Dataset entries
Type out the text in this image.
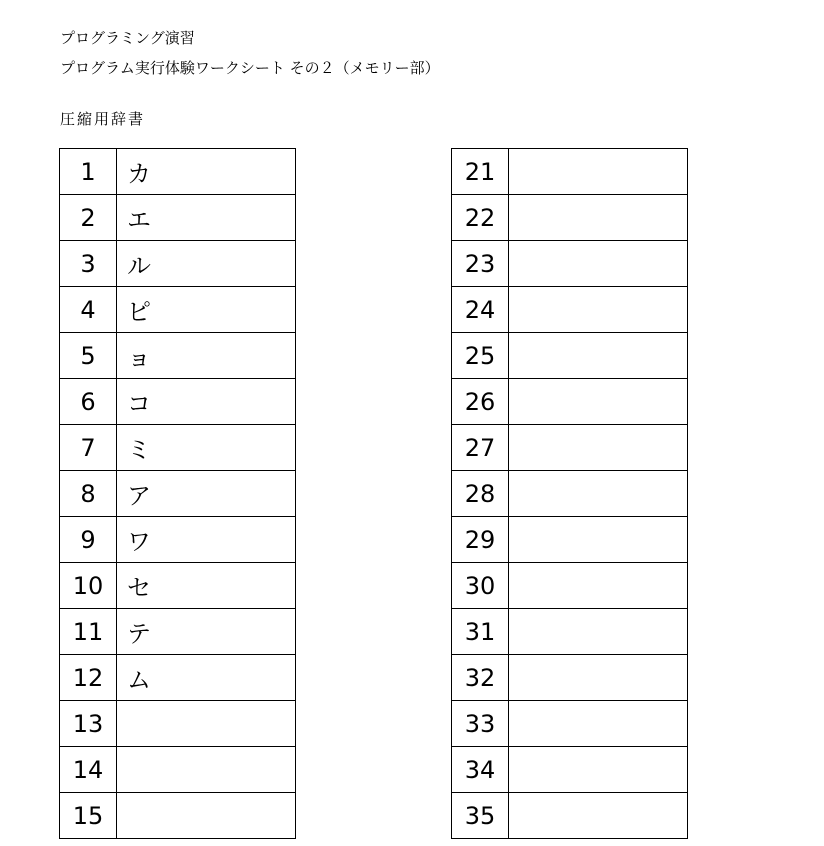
プログラミング演習
プログラム実行体験ワークシート その２（メモリー部）
圧縮用辞書
1	カ
2	エ
3	ル
4	ピ
5	ョ
6	コ
7	ミ
8	ア
9	ワ
10	セ
11	テ
12	ム
13	
14	
15	
21	
22	
23	
24	
25	
26	
27	
28	
29	
30	
31	
32	
33	
34	
35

§ **GIVEN EXERCISE**:
Pictures don't belong in the copy. Restate all the entries exactly.

§ **THE ANSWER**:
Type out the text in this image.
プログラミング演習
プログラム実行体験ワークシート その２（メモリー部）
圧縮用辞書
1	カ
2	エ
3	ル
4	ピ
5	ョ
6	コ
7	ミ
8	ア
9	ワ
10	セ
11	テ
12	ム
13	
14	
15	
21	
22	
23	
24	
25	
26	
27	
28	
29	
30	
31	
32	
33	
34	
35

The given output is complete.